*EXERCISE AIM*
Emit the data below verbatim, stripping out any pictures.

[START LISTING]

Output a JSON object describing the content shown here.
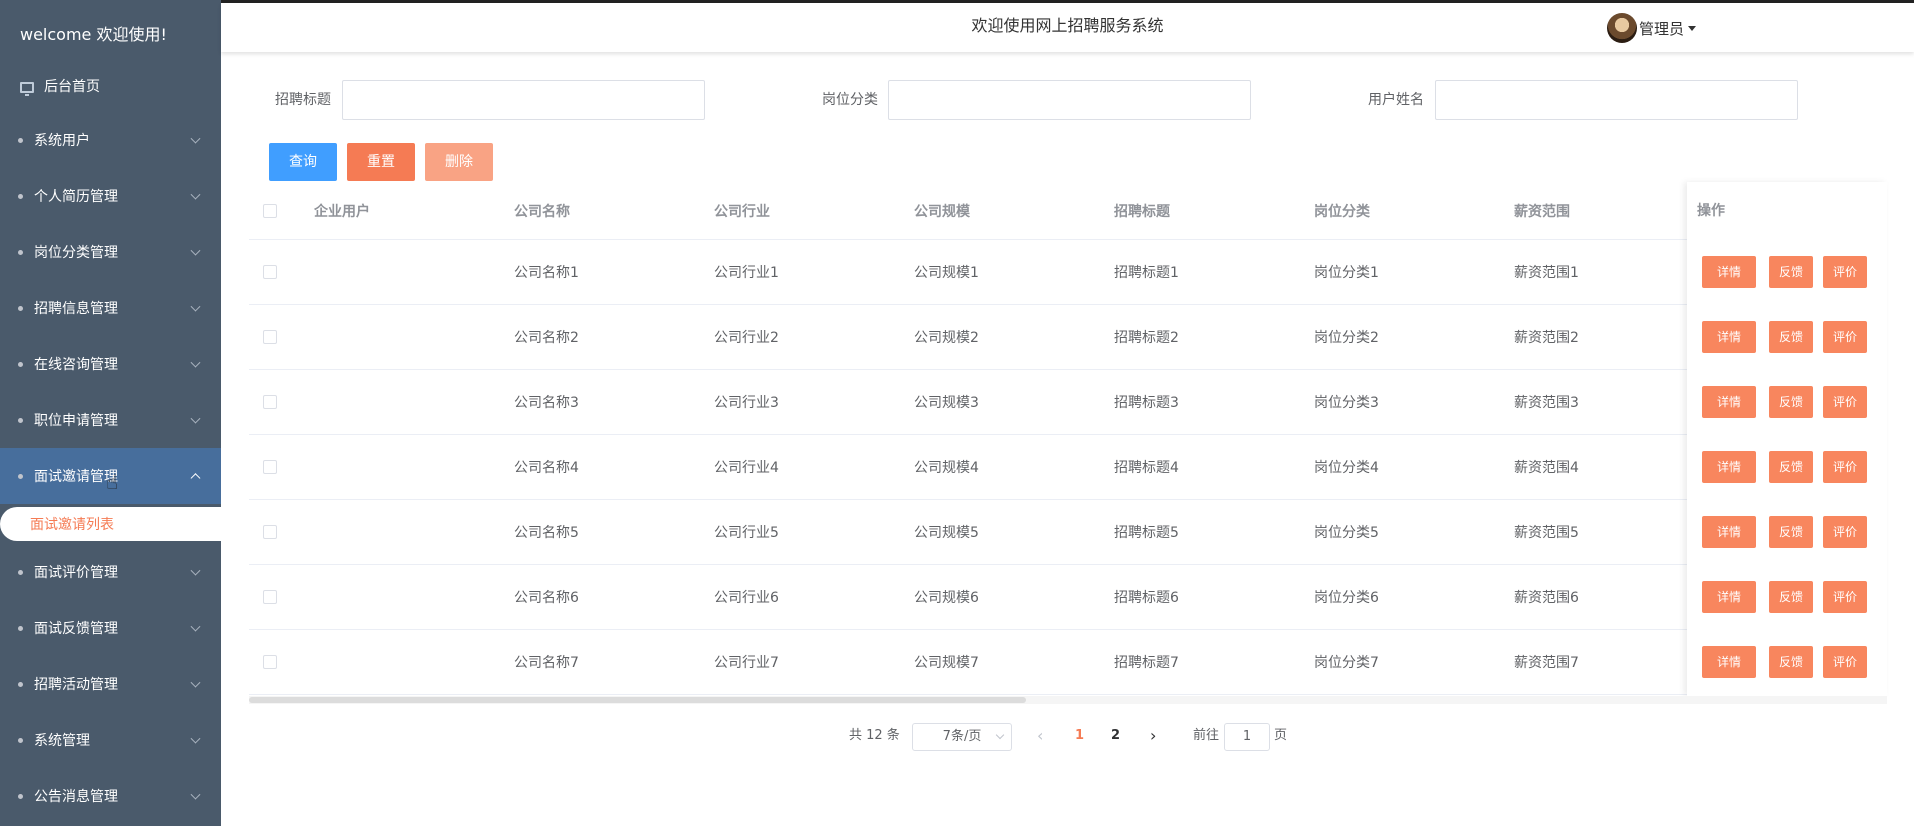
{
  "sidebar": {
    "welcome": "welcome 欢迎使用!",
    "home": "后台首页",
    "items": [
      {
        "label": "系统用户"
      },
      {
        "label": "个人简历管理"
      },
      {
        "label": "岗位分类管理"
      },
      {
        "label": "招聘信息管理"
      },
      {
        "label": "在线咨询管理"
      },
      {
        "label": "职位申请管理"
      },
      {
        "label": "面试邀请管理"
      },
      {
        "label": "面试评价管理"
      },
      {
        "label": "面试反馈管理"
      },
      {
        "label": "招聘活动管理"
      },
      {
        "label": "系统管理"
      },
      {
        "label": "公告消息管理"
      }
    ],
    "active_index": 6,
    "submenu_label": "面试邀请列表"
  },
  "header": {
    "title": "欢迎使用网上招聘服务系统",
    "user": "管理员"
  },
  "search": {
    "title_label": "招聘标题",
    "category_label": "岗位分类",
    "username_label": "用户姓名"
  },
  "buttons": {
    "query": "查询",
    "reset": "重置",
    "delete": "删除"
  },
  "colors": {
    "sidebar_bg": "#4a5a6b",
    "active_bg": "#476e9c",
    "accent": "#f57b54",
    "query_btn": "#409eff",
    "reset_btn": "#f57b54",
    "delete_btn": "#f9a384",
    "op_btn": "#f8865e"
  },
  "table": {
    "columns": [
      "企业用户",
      "公司名称",
      "公司行业",
      "公司规模",
      "招聘标题",
      "岗位分类",
      "薪资范围",
      "操作"
    ],
    "rows": [
      {
        "user": "",
        "name": "公司名称1",
        "industry": "公司行业1",
        "scale": "公司规模1",
        "title": "招聘标题1",
        "category": "岗位分类1",
        "salary": "薪资范围1"
      },
      {
        "user": "",
        "name": "公司名称2",
        "industry": "公司行业2",
        "scale": "公司规模2",
        "title": "招聘标题2",
        "category": "岗位分类2",
        "salary": "薪资范围2"
      },
      {
        "user": "",
        "name": "公司名称3",
        "industry": "公司行业3",
        "scale": "公司规模3",
        "title": "招聘标题3",
        "category": "岗位分类3",
        "salary": "薪资范围3"
      },
      {
        "user": "",
        "name": "公司名称4",
        "industry": "公司行业4",
        "scale": "公司规模4",
        "title": "招聘标题4",
        "category": "岗位分类4",
        "salary": "薪资范围4"
      },
      {
        "user": "",
        "name": "公司名称5",
        "industry": "公司行业5",
        "scale": "公司规模5",
        "title": "招聘标题5",
        "category": "岗位分类5",
        "salary": "薪资范围5"
      },
      {
        "user": "",
        "name": "公司名称6",
        "industry": "公司行业6",
        "scale": "公司规模6",
        "title": "招聘标题6",
        "category": "岗位分类6",
        "salary": "薪资范围6"
      },
      {
        "user": "",
        "name": "公司名称7",
        "industry": "公司行业7",
        "scale": "公司规模7",
        "title": "招聘标题7",
        "category": "岗位分类7",
        "salary": "薪资范围7"
      }
    ],
    "row_actions": {
      "detail": "详情",
      "feedback": "反馈",
      "review": "评价"
    }
  },
  "pagination": {
    "total": "共 12 条",
    "page_size": "7条/页",
    "pages": [
      "1",
      "2"
    ],
    "current": "1",
    "goto_prefix": "前往",
    "goto_value": "1",
    "goto_suffix": "页"
  }
}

[END LISTING]

*FINISHED TASK*
Output a JSON object describing the content shown here.
{
  "sidebar": {
    "welcome": "welcome 欢迎使用!",
    "home": "后台首页",
    "items": [
      {
        "label": "系统用户"
      },
      {
        "label": "个人简历管理"
      },
      {
        "label": "岗位分类管理"
      },
      {
        "label": "招聘信息管理"
      },
      {
        "label": "在线咨询管理"
      },
      {
        "label": "职位申请管理"
      },
      {
        "label": "面试邀请管理"
      },
      {
        "label": "面试评价管理"
      },
      {
        "label": "面试反馈管理"
      },
      {
        "label": "招聘活动管理"
      },
      {
        "label": "系统管理"
      },
      {
        "label": "公告消息管理"
      }
    ],
    "active_index": 6,
    "submenu_label": "面试邀请列表"
  },
  "header": {
    "title": "欢迎使用网上招聘服务系统",
    "user": "管理员"
  },
  "search": {
    "title_label": "招聘标题",
    "category_label": "岗位分类",
    "username_label": "用户姓名"
  },
  "buttons": {
    "query": "查询",
    "reset": "重置",
    "delete": "删除"
  },
  "colors": {
    "sidebar_bg": "#4a5a6b",
    "active_bg": "#476e9c",
    "accent": "#f57b54",
    "query_btn": "#409eff",
    "reset_btn": "#f57b54",
    "delete_btn": "#f9a384",
    "op_btn": "#f8865e"
  },
  "table": {
    "columns": [
      "企业用户",
      "公司名称",
      "公司行业",
      "公司规模",
      "招聘标题",
      "岗位分类",
      "薪资范围",
      "操作"
    ],
    "rows": [
      {
        "user": "",
        "name": "公司名称1",
        "industry": "公司行业1",
        "scale": "公司规模1",
        "title": "招聘标题1",
        "category": "岗位分类1",
        "salary": "薪资范围1"
      },
      {
        "user": "",
        "name": "公司名称2",
        "industry": "公司行业2",
        "scale": "公司规模2",
        "title": "招聘标题2",
        "category": "岗位分类2",
        "salary": "薪资范围2"
      },
      {
        "user": "",
        "name": "公司名称3",
        "industry": "公司行业3",
        "scale": "公司规模3",
        "title": "招聘标题3",
        "category": "岗位分类3",
        "salary": "薪资范围3"
      },
      {
        "user": "",
        "name": "公司名称4",
        "industry": "公司行业4",
        "scale": "公司规模4",
        "title": "招聘标题4",
        "category": "岗位分类4",
        "salary": "薪资范围4"
      },
      {
        "user": "",
        "name": "公司名称5",
        "industry": "公司行业5",
        "scale": "公司规模5",
        "title": "招聘标题5",
        "category": "岗位分类5",
        "salary": "薪资范围5"
      },
      {
        "user": "",
        "name": "公司名称6",
        "industry": "公司行业6",
        "scale": "公司规模6",
        "title": "招聘标题6",
        "category": "岗位分类6",
        "salary": "薪资范围6"
      },
      {
        "user": "",
        "name": "公司名称7",
        "industry": "公司行业7",
        "scale": "公司规模7",
        "title": "招聘标题7",
        "category": "岗位分类7",
        "salary": "薪资范围7"
      }
    ],
    "row_actions": {
      "detail": "详情",
      "feedback": "反馈",
      "review": "评价"
    }
  },
  "pagination": {
    "total": "共 12 条",
    "page_size": "7条/页",
    "pages": [
      "1",
      "2"
    ],
    "current": "1",
    "goto_prefix": "前往",
    "goto_value": "1",
    "goto_suffix": "页"
  }
}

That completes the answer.